- [Activity]: Quote the listing below in full and exactly as written, but omit every picture.

####################

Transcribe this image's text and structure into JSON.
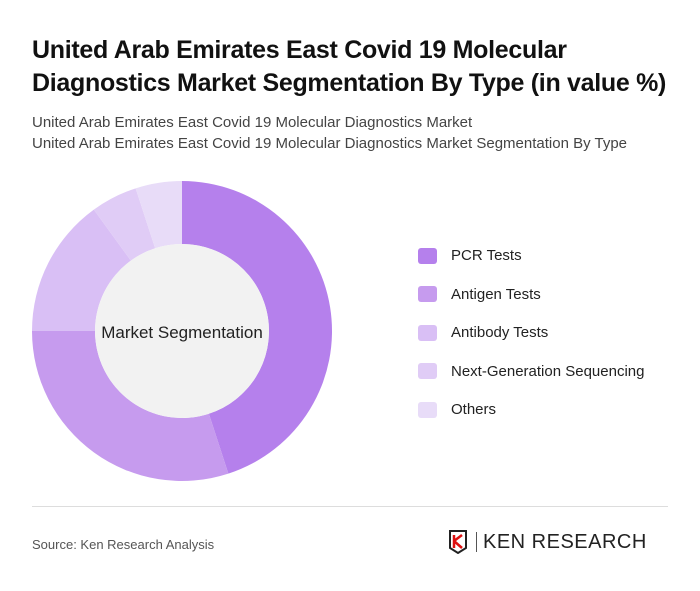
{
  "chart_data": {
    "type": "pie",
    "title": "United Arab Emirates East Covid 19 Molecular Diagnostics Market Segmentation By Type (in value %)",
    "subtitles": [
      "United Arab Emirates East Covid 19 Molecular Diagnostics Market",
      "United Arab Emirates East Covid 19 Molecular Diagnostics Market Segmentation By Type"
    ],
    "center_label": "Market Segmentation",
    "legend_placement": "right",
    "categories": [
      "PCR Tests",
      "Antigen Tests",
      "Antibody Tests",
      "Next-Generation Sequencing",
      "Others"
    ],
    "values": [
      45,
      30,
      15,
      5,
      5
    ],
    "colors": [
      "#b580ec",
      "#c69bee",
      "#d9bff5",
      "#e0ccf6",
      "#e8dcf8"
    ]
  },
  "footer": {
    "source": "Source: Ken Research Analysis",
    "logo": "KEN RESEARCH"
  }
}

####################

- [Answer space]:
Transcribe this image's text and structure into JSON.
{
  "chart_data": {
    "type": "pie",
    "title": "United Arab Emirates East Covid 19 Molecular Diagnostics Market Segmentation By Type (in value %)",
    "subtitles": [
      "United Arab Emirates East Covid 19 Molecular Diagnostics Market",
      "United Arab Emirates East Covid 19 Molecular Diagnostics Market Segmentation By Type"
    ],
    "center_label": "Market Segmentation",
    "legend_placement": "right",
    "categories": [
      "PCR Tests",
      "Antigen Tests",
      "Antibody Tests",
      "Next-Generation Sequencing",
      "Others"
    ],
    "values": [
      45,
      30,
      15,
      5,
      5
    ],
    "colors": [
      "#b580ec",
      "#c69bee",
      "#d9bff5",
      "#e0ccf6",
      "#e8dcf8"
    ]
  },
  "footer": {
    "source": "Source: Ken Research Analysis",
    "logo": "KEN RESEARCH"
  }
}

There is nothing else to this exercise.